Extracted entries:
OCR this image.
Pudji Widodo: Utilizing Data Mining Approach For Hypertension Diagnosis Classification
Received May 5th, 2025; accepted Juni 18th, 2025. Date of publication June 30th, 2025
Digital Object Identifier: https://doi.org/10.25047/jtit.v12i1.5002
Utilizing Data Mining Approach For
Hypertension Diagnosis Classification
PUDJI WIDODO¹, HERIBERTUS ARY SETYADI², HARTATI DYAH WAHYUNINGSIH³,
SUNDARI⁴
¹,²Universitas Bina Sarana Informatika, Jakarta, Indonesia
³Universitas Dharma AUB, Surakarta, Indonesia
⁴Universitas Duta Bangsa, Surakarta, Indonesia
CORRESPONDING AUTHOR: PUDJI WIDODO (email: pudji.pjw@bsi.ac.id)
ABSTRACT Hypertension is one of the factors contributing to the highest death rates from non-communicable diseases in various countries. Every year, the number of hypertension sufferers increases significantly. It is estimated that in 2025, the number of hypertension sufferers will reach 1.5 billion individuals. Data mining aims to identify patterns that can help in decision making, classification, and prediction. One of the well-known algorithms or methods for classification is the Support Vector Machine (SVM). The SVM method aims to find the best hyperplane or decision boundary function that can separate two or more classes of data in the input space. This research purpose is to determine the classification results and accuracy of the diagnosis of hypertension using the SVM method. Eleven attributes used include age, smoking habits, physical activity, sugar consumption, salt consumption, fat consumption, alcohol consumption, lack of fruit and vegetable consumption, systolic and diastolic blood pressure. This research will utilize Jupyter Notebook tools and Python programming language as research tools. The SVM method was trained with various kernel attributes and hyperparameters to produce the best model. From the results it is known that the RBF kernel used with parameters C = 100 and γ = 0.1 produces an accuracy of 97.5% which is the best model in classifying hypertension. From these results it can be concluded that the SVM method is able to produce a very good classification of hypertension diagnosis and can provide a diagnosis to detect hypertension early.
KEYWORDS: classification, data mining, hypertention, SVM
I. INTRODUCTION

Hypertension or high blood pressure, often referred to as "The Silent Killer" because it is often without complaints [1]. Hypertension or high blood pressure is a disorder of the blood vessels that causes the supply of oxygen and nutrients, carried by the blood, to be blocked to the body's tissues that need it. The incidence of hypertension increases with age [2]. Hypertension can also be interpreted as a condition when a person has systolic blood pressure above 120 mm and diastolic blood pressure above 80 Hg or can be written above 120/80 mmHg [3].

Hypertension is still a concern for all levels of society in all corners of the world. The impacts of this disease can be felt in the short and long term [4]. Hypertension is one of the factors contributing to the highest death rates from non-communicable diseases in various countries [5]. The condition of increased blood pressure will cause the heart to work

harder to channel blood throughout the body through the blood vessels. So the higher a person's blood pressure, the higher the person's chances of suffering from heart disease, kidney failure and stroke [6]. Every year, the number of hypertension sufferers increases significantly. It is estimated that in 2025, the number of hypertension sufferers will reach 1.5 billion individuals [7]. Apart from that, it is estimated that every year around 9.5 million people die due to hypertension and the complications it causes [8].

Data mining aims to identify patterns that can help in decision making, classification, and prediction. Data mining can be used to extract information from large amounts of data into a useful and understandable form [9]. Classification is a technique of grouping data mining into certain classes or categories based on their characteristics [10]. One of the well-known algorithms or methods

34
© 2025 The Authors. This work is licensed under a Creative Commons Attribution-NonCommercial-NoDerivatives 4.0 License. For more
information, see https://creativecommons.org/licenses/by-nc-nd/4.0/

Your goal:
The word "work" appears in how many lines of the records? Give the number only.

Task answer:
2